* Written instruction: Copy each line with the word "empowered" in it.

- - - - - - -

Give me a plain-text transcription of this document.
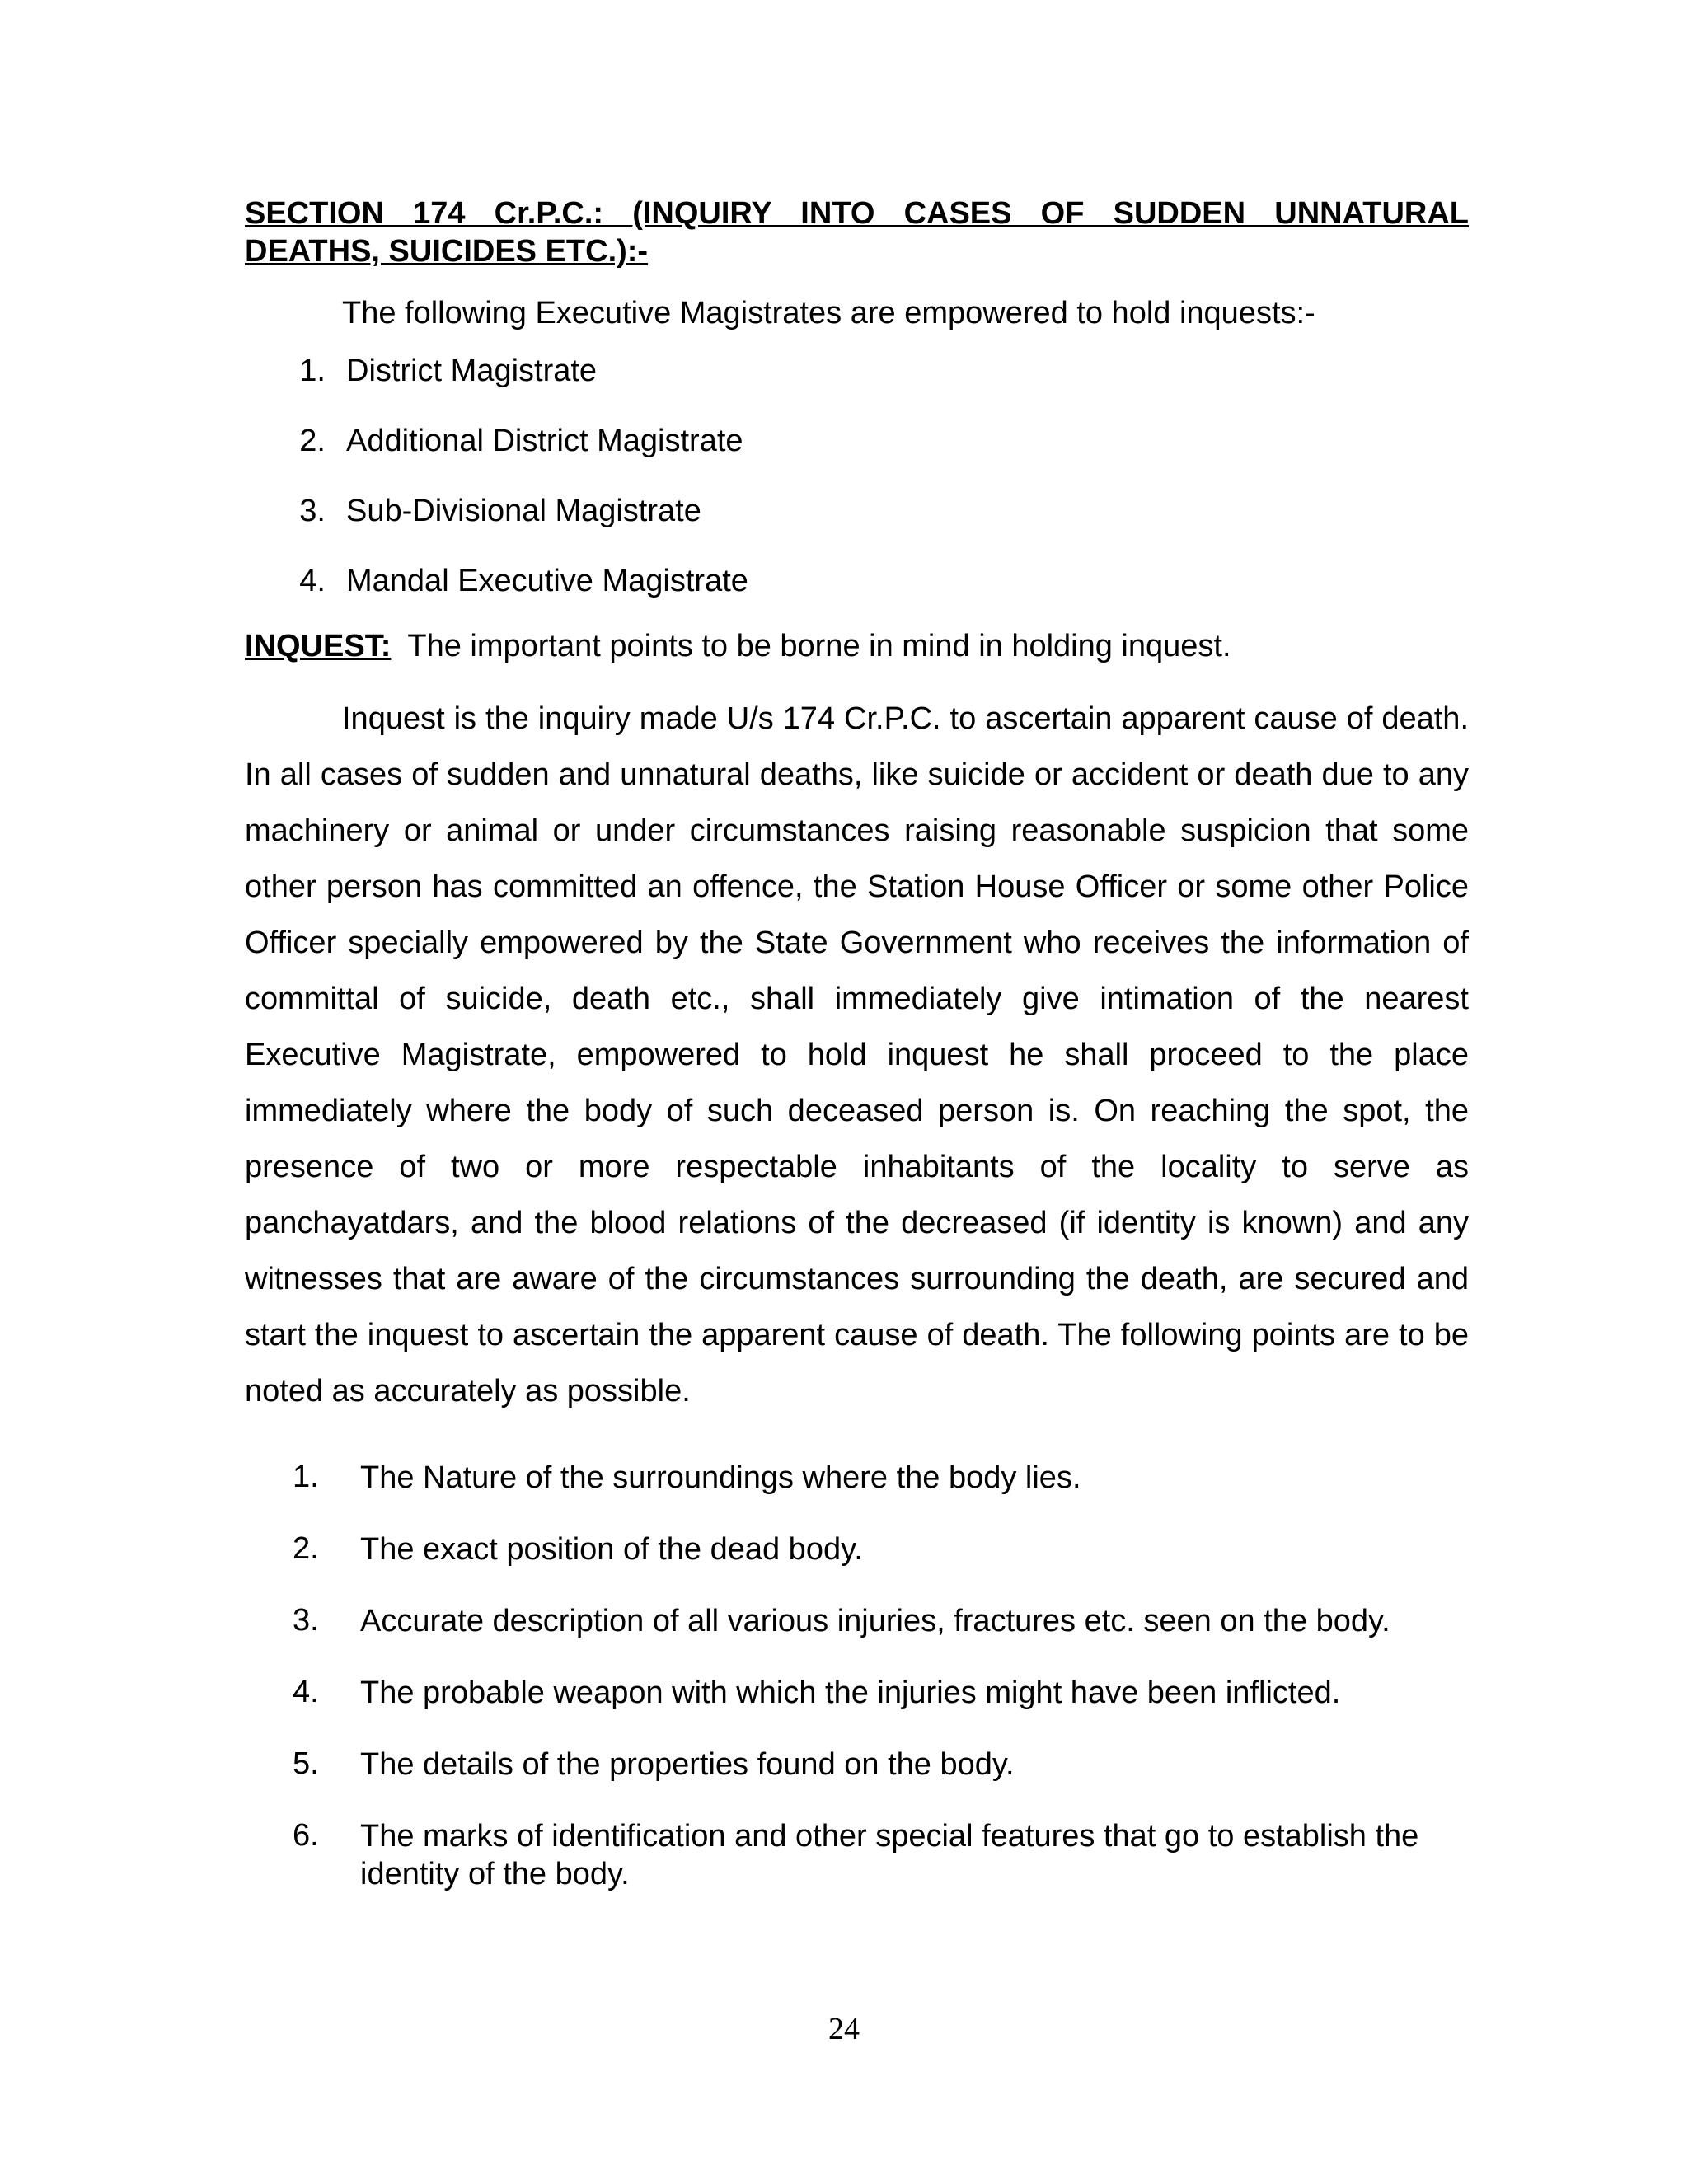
SECTION 174 Cr.P.C.: (INQUIRY INTO CASES OF SUDDEN UNNATURAL
DEATHS, SUICIDES ETC.):-

The following Executive Magistrates are empowered to hold inquests:-

1. District Magistrate
2. Additional District Magistrate
3. Sub-Divisional Magistrate
4. Mandal Executive Magistrate

INQUEST: The important points to be borne in mind in holding inquest.

Inquest is the inquiry made U/s 174 Cr.P.C. to ascertain apparent cause of death. In all cases of sudden and unnatural deaths, like suicide or accident or death due to any machinery or animal or under circumstances raising reasonable suspicion that some other person has committed an offence, the Station House Officer or some other Police Officer specially empowered by the State Government who receives the information of committal of suicide, death etc., shall immediately give intimation of the nearest Executive Magistrate, empowered to hold inquest he shall proceed to the place immediately where the body of such deceased person is. On reaching the spot, the presence of two or more respectable inhabitants of the locality to serve as panchayatdars, and the blood relations of the decreased (if identity is known) and any witnesses that are aware of the circumstances surrounding the death, are secured and start the inquest to ascertain the apparent cause of death. The following points are to be noted as accurately as possible.

1.	The Nature of the surroundings where the body lies.
2.	The exact position of the dead body.
3.	Accurate description of all various injuries, fractures etc. seen on the body.
4.	The probable weapon with which the injuries might have been inflicted.
5.	The details of the properties found on the body.
6.	The marks of identification and other special features that go to establish the identity of the body.
24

- - - - - - -

* Full solution:
The following Executive Magistrates are empowered to hold inquests:-
Inquest is the inquiry made U/s 174 Cr.P.C. to ascertain apparent cause of death. In all cases of sudden and unnatural deaths, like suicide or accident or death due to any machinery or animal or under circumstances raising reasonable suspicion that some other person has committed an offence, the Station House Officer or some other Police Officer specially empowered by the State Government who receives the information of committal of suicide, death etc., shall immediately give intimation of the nearest Executive Magistrate, empowered to hold inquest he shall proceed to the place immediately where the body of such deceased person is. On reaching the spot, the presence of two or more respectable inhabitants of the locality to serve as panchayatdars, and the blood relations of the decreased (if identity is known) and any witnesses that are aware of the circumstances surrounding the death, are secured and start the inquest to ascertain the apparent cause of death. The following points are to be noted as accurately as possible.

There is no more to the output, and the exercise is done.